> **INSTRUCTION**
Below are some records. Copy every line in them that holds "this".

> **PROVIDED DATA**
==================================================
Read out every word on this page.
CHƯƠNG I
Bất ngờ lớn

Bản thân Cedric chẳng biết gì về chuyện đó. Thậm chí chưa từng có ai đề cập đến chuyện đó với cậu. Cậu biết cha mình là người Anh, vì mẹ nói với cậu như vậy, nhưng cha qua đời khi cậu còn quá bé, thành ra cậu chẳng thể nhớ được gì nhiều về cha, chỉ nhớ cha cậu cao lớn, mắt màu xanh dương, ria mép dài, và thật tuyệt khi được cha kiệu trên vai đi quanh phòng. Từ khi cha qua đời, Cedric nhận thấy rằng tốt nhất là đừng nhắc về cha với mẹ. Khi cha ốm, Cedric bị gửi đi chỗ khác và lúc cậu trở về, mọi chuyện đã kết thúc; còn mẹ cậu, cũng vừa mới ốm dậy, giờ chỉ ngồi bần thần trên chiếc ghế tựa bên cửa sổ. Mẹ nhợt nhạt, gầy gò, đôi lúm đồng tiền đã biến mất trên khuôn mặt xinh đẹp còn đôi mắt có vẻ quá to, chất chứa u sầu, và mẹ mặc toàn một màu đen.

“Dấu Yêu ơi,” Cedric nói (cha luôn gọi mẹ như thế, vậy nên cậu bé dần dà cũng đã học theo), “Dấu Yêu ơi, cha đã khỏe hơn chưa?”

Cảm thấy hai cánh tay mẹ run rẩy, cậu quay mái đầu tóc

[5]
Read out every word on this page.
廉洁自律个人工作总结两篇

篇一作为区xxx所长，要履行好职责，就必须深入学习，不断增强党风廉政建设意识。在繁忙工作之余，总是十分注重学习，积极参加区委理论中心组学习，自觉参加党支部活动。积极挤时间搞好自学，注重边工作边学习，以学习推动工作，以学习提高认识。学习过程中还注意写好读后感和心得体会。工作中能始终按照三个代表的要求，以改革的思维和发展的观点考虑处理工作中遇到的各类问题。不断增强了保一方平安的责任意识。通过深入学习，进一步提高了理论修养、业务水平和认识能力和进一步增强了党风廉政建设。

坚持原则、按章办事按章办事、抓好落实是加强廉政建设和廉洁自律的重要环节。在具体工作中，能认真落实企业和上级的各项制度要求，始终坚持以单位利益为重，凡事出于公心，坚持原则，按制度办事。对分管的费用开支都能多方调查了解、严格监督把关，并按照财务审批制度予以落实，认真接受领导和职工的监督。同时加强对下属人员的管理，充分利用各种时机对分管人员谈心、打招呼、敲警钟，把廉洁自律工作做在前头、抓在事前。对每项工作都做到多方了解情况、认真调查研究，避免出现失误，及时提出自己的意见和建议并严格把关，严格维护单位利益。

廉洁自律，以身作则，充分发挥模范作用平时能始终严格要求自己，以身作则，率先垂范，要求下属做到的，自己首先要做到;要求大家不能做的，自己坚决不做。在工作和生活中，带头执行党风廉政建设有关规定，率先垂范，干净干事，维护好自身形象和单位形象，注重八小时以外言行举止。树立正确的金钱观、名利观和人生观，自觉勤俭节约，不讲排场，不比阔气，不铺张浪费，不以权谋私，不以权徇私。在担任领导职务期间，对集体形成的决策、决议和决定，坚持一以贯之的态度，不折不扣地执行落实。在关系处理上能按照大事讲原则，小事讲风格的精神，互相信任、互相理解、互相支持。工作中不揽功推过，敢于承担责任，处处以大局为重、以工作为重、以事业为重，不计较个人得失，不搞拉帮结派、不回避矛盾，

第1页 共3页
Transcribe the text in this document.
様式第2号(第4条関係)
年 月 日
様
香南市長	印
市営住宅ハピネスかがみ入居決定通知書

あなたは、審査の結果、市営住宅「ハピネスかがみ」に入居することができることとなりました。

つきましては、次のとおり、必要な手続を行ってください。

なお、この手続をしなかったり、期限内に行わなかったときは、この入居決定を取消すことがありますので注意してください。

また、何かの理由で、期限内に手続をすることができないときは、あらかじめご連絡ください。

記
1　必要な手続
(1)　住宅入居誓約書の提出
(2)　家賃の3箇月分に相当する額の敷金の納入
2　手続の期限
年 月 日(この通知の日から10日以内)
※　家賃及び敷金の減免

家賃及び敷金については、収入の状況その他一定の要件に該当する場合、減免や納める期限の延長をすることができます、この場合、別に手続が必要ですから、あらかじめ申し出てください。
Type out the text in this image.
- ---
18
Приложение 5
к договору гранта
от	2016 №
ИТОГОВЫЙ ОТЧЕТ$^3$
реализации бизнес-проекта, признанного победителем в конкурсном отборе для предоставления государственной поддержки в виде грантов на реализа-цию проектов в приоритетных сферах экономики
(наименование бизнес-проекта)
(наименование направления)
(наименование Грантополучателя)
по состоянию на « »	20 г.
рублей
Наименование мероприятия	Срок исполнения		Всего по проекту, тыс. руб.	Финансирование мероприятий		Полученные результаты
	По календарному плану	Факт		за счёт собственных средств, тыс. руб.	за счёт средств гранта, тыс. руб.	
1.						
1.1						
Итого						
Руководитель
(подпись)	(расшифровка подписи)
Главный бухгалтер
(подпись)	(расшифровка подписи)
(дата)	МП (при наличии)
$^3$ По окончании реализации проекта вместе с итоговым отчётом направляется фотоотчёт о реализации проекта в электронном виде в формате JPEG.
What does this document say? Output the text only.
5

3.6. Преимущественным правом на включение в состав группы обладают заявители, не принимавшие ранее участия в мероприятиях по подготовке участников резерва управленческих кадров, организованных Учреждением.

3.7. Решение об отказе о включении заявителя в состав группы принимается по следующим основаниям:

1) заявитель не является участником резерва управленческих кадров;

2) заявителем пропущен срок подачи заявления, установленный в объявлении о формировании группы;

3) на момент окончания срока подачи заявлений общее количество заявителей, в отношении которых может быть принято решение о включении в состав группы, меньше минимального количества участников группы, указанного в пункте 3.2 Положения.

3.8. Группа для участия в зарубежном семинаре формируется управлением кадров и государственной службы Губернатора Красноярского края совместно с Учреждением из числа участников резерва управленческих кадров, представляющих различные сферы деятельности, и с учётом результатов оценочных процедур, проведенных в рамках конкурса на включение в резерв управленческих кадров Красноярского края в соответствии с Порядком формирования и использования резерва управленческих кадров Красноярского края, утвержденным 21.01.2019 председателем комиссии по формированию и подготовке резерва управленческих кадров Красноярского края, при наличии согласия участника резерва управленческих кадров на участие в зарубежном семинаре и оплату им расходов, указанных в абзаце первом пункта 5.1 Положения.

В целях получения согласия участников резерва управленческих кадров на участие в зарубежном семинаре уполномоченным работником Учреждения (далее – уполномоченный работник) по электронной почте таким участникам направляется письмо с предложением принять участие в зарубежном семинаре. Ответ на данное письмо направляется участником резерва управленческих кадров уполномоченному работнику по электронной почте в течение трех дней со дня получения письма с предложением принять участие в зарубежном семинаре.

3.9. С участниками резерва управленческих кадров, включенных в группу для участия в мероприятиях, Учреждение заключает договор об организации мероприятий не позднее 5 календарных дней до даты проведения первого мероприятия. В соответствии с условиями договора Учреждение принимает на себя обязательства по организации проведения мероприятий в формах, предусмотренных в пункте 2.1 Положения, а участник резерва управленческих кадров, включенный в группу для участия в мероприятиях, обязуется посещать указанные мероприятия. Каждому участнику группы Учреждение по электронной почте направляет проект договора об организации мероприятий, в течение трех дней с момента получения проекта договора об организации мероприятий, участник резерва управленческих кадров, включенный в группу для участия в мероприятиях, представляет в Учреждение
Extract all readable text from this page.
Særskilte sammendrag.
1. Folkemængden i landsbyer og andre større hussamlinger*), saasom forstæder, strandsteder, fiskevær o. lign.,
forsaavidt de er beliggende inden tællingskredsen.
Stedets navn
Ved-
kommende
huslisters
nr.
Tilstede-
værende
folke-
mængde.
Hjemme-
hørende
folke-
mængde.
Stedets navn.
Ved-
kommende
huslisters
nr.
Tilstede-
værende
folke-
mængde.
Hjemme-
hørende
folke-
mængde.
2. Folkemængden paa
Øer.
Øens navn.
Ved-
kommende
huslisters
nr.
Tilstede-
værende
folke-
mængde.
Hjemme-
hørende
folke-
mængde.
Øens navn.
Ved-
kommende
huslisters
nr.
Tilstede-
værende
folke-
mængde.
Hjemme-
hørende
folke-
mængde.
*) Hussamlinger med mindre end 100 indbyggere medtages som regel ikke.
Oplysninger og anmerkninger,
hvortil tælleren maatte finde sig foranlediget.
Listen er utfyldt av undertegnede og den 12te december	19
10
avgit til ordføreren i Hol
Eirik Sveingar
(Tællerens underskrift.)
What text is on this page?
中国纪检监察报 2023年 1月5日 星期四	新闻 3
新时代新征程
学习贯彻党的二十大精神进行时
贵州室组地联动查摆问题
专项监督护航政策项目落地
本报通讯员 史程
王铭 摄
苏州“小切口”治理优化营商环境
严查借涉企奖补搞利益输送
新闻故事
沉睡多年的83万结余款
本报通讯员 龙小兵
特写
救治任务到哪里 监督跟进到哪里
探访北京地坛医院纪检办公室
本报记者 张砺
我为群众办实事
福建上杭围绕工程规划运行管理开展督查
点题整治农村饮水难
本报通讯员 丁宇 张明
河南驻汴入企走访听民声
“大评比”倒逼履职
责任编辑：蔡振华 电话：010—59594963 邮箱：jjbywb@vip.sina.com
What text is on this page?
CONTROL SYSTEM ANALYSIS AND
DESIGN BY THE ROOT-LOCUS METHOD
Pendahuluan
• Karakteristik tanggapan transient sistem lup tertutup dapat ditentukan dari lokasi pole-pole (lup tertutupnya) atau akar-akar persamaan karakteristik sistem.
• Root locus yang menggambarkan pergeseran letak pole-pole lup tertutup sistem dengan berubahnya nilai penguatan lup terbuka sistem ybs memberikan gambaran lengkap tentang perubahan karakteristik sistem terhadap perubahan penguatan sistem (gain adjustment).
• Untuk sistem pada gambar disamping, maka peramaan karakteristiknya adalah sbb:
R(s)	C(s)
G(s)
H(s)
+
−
==================================================
> **PROBLEM SOLUTION**
Read out every word on this page.
Read out every word on this page.
Transcribe the text in this document.
Type out the text in this image.
What does this document say? Output the text only.
Extract all readable text from this page.
What text is on this page?
What text is on this page?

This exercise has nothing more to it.